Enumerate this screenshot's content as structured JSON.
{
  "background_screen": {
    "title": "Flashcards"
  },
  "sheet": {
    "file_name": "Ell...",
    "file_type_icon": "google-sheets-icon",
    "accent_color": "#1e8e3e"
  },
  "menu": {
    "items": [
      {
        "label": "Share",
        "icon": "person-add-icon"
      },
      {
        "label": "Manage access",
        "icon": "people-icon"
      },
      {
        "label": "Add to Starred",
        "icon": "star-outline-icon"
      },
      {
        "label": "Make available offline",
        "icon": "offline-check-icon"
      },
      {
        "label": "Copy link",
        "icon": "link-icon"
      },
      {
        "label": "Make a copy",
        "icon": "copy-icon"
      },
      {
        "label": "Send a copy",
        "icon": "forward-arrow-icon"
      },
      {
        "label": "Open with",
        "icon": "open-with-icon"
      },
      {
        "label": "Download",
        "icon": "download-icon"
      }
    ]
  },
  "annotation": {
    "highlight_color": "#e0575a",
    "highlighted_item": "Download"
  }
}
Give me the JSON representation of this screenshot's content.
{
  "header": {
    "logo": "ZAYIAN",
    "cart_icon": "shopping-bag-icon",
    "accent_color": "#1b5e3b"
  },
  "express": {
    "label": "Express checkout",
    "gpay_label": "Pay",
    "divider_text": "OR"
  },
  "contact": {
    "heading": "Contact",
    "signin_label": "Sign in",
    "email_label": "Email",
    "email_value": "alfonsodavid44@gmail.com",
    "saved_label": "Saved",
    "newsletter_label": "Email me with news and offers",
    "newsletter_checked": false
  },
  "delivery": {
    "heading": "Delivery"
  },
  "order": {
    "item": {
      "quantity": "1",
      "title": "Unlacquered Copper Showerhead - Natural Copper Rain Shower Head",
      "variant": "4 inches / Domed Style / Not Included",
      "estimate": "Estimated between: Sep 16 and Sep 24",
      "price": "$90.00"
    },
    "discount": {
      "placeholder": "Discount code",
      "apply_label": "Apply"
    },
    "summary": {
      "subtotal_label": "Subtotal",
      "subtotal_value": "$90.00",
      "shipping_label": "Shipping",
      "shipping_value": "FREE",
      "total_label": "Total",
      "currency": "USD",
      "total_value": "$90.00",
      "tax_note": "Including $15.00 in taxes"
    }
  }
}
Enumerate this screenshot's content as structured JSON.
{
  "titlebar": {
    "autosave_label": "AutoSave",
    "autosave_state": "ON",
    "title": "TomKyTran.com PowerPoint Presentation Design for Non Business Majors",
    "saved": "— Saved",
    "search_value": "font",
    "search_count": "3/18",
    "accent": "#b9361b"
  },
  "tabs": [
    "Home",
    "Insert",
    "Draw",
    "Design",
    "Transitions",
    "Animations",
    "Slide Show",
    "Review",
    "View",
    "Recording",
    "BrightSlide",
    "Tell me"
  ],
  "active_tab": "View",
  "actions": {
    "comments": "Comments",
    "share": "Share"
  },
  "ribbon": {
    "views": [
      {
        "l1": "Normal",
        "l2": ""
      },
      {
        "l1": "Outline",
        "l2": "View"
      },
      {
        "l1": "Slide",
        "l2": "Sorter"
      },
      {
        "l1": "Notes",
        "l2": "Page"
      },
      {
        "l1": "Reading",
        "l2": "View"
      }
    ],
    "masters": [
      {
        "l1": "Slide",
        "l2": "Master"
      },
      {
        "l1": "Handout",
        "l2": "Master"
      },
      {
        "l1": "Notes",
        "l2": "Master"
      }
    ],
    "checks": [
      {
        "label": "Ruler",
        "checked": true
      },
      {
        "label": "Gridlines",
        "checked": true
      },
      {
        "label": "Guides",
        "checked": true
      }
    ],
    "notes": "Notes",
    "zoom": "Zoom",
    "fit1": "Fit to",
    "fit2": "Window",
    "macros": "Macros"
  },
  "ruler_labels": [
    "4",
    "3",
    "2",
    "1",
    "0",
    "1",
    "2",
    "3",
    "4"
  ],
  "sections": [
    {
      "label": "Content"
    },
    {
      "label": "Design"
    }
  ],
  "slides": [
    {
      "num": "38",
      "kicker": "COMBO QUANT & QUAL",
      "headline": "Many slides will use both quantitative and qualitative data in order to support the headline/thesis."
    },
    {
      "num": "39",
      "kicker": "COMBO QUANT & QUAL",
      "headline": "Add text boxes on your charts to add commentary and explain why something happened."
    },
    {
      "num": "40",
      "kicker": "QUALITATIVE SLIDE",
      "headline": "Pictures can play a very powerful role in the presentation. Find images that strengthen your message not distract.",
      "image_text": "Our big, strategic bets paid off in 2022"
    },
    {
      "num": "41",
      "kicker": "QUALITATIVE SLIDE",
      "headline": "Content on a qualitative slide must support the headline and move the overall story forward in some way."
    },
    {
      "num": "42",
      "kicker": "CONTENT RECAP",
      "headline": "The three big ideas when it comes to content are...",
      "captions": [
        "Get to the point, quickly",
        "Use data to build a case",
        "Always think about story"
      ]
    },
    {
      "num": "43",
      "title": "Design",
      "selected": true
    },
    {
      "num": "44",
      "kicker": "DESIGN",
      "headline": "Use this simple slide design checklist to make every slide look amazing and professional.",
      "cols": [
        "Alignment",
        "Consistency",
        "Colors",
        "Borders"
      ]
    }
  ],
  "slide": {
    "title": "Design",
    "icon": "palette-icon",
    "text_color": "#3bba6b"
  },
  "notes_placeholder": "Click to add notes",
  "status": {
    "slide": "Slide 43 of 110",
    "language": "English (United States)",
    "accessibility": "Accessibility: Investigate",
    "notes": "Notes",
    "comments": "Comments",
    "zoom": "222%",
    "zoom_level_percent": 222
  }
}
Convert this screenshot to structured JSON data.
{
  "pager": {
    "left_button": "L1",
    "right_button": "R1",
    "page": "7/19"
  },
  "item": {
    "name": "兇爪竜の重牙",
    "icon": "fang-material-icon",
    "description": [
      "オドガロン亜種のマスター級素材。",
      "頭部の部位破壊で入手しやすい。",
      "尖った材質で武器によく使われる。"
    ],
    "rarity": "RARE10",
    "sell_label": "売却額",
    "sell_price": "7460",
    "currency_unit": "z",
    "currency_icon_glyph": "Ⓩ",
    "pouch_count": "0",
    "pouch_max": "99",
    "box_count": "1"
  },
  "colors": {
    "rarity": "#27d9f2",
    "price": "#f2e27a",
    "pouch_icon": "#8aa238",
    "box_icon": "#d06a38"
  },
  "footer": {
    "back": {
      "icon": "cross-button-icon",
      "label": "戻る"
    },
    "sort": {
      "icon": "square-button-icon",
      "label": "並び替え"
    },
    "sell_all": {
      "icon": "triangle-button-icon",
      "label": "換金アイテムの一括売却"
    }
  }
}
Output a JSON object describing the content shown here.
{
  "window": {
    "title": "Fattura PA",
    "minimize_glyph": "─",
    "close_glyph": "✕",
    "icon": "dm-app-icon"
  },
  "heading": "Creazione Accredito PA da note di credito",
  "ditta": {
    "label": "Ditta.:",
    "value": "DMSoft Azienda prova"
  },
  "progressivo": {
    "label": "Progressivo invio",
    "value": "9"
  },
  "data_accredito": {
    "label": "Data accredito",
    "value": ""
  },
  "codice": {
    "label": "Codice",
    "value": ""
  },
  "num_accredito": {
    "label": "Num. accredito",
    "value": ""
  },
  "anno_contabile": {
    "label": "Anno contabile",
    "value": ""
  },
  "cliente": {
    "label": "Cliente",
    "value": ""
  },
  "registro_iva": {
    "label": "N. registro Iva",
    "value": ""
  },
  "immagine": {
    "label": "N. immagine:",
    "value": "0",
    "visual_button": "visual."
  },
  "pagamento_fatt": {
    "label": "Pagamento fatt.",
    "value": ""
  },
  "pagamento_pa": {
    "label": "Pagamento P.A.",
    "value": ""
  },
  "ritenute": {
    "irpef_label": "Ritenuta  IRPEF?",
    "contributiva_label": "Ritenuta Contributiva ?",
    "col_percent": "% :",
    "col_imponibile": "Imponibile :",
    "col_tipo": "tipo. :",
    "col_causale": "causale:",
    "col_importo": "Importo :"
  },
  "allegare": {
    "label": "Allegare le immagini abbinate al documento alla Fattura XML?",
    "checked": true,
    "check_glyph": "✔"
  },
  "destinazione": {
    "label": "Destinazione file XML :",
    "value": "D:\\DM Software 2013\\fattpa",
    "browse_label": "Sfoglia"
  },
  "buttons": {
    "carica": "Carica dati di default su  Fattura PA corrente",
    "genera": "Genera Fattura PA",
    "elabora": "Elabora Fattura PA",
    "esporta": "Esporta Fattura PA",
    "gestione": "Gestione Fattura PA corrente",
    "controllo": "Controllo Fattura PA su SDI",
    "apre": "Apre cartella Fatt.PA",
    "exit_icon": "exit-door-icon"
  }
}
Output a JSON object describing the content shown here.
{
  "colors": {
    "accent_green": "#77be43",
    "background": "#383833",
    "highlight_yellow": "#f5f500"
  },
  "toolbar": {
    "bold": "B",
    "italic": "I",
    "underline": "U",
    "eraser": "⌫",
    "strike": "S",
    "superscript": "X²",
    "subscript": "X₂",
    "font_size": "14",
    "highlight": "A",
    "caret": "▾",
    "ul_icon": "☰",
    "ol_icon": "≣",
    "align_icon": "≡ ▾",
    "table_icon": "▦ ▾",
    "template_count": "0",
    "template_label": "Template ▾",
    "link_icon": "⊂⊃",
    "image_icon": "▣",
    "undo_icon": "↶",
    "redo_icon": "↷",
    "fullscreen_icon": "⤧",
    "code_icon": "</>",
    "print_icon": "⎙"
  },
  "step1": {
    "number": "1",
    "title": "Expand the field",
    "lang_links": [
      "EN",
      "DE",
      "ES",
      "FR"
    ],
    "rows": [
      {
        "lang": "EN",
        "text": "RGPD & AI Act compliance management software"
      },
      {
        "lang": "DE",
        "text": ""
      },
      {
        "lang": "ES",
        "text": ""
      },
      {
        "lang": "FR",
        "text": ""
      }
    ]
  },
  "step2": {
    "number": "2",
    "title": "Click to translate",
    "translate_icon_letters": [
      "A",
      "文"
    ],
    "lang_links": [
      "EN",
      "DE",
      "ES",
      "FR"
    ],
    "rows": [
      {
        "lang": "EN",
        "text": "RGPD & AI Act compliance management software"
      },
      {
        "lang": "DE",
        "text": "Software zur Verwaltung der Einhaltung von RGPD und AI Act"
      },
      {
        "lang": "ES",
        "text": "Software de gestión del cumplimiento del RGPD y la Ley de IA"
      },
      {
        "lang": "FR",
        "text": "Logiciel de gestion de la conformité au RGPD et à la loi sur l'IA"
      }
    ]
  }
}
━━━━━━━━━━━━━━━━
= Stated goal =
Gather every line from the entries above where the word "Click" appears, and copy them.

= Exercise answer =
  "notes_placeholder": "Click to add notes",
    "title": "Click to translate",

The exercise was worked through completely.